=== Stated problem ===
Pick out every line in the data below that holds "asyncReadTaskB".

=== Input records ===
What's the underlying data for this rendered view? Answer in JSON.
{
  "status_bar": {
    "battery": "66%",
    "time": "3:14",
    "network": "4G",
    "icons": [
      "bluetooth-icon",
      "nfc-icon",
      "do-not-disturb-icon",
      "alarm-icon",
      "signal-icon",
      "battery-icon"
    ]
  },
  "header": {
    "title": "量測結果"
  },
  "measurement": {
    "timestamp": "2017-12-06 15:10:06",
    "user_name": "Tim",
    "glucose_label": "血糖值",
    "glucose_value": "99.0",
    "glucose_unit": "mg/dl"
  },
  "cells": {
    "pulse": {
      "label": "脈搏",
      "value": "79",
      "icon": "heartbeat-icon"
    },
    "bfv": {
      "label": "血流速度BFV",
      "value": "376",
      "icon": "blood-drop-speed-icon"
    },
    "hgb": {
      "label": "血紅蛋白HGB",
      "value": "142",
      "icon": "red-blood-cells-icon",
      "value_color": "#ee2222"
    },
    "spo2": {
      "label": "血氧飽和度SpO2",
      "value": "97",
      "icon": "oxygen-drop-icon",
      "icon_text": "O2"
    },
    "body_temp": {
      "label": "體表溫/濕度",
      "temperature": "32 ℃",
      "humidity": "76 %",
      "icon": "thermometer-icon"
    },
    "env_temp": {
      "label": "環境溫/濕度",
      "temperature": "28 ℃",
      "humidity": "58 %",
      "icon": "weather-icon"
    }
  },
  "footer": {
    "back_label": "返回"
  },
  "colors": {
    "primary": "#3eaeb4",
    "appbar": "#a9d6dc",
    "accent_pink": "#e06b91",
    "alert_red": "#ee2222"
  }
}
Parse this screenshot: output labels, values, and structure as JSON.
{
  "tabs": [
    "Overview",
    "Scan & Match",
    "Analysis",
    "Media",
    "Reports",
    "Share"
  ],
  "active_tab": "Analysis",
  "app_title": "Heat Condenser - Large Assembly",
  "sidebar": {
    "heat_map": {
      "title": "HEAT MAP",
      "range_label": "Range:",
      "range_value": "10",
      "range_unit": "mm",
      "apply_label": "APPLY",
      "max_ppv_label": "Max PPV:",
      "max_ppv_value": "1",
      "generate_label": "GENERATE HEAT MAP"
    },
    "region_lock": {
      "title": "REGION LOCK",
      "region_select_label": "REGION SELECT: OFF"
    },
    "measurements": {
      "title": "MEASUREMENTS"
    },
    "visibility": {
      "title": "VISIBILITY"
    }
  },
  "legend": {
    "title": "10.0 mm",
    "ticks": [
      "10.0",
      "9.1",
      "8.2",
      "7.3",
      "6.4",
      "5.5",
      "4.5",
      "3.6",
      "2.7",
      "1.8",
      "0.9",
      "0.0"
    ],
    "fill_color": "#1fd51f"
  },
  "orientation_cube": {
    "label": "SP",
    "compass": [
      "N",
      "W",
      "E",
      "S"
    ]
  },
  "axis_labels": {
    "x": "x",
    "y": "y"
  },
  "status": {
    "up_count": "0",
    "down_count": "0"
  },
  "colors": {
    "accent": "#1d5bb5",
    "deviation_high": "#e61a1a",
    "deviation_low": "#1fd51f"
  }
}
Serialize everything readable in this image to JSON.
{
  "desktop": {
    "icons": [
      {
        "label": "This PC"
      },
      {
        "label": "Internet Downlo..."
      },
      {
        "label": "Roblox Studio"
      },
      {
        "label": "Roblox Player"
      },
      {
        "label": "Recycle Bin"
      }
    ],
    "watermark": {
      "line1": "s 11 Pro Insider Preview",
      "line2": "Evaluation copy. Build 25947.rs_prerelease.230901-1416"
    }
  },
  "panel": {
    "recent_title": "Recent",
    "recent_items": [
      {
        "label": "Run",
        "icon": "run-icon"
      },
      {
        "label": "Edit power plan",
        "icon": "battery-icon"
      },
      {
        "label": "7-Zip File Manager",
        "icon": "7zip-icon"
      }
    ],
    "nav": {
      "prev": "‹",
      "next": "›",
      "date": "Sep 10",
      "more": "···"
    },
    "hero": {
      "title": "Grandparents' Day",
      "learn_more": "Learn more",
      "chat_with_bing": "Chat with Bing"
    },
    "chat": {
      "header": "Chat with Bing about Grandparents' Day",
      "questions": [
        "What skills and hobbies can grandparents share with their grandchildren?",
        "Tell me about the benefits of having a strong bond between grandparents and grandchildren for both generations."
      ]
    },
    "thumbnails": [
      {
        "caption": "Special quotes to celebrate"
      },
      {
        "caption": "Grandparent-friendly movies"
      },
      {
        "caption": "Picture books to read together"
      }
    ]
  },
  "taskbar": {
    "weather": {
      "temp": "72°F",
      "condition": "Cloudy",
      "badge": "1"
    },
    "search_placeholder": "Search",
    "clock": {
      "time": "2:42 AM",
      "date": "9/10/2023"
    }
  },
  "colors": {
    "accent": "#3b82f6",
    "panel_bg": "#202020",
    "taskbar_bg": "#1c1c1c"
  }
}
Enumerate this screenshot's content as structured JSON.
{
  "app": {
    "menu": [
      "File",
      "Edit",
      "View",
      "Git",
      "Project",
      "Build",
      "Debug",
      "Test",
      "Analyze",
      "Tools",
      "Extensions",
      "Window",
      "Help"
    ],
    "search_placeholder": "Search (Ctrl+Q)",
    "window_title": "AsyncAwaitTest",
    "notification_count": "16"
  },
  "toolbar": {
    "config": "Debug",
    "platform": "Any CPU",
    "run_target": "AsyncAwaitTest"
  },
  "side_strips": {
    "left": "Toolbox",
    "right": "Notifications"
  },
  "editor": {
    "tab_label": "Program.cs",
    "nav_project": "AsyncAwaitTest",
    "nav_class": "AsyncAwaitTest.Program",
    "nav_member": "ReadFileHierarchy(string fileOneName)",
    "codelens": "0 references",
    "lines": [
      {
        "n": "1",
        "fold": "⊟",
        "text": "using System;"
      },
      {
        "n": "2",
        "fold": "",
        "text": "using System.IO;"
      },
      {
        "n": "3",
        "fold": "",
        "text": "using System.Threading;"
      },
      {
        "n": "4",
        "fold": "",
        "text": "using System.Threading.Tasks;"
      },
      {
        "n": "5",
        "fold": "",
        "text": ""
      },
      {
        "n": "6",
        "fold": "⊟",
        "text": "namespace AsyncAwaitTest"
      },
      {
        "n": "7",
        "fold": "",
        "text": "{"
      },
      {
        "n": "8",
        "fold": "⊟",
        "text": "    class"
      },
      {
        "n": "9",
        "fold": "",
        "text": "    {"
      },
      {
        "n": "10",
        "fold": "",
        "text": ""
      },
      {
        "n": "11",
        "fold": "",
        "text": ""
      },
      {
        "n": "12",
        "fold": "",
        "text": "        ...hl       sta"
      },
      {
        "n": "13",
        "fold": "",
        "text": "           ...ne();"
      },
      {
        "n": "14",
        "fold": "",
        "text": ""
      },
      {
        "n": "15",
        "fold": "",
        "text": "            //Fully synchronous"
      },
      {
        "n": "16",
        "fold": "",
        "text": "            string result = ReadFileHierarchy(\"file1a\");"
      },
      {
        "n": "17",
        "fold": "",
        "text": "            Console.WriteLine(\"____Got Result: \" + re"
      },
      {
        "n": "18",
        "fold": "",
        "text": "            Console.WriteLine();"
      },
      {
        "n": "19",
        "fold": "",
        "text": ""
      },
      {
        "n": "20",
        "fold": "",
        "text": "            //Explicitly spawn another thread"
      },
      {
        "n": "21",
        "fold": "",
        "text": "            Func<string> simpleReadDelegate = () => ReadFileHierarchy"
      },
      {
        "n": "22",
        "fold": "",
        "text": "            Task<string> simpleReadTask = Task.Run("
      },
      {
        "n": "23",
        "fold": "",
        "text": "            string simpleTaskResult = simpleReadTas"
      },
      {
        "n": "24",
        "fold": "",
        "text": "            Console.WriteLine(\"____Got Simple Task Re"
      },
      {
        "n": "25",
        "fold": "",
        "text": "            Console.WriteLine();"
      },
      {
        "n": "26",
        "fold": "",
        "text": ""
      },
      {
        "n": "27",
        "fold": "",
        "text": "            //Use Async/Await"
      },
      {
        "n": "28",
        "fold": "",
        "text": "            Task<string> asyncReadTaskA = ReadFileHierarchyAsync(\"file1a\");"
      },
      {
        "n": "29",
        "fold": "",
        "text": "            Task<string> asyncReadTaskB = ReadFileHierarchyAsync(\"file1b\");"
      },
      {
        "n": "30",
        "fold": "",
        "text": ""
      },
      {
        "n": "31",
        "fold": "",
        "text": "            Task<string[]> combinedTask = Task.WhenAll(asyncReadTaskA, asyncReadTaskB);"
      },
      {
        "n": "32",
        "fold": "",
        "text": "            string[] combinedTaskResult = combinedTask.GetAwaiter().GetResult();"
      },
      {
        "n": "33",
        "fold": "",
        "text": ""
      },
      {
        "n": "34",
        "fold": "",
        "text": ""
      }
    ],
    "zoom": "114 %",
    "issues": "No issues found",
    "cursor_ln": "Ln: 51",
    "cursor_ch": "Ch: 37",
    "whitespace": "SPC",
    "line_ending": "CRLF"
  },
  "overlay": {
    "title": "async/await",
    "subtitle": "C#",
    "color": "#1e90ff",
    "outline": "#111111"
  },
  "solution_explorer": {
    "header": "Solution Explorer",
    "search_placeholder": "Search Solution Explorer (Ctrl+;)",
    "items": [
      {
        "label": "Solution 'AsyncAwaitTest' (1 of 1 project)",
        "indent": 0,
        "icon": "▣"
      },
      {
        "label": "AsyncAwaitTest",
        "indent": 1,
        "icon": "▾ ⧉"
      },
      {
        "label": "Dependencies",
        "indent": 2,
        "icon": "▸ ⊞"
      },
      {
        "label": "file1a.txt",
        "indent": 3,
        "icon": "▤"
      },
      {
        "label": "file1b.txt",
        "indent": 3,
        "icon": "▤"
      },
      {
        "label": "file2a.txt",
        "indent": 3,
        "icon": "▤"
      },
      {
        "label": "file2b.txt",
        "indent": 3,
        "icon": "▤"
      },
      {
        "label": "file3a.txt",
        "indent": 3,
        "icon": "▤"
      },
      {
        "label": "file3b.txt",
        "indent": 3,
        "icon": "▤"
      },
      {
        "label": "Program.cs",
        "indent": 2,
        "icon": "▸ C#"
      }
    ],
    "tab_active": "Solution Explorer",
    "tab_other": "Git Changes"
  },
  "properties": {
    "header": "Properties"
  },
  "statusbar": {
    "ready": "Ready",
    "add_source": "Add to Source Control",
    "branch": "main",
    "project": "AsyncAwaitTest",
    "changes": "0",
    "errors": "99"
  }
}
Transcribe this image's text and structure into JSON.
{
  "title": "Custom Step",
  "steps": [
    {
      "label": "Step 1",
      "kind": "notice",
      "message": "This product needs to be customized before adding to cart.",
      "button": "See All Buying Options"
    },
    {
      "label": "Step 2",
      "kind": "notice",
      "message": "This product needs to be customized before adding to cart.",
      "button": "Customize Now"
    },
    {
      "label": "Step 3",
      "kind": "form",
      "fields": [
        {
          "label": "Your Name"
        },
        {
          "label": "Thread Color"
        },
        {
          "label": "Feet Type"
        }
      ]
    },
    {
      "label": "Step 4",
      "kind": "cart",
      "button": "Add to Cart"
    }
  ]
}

=== Solved exercise ===
        "text": "            Task<string> asyncReadTaskB = ReadFileHierarchyAsync(\"file1b\");"
        "text": "            Task<string[]> combinedTask = Task.WhenAll(asyncReadTaskA, asyncReadTaskB);"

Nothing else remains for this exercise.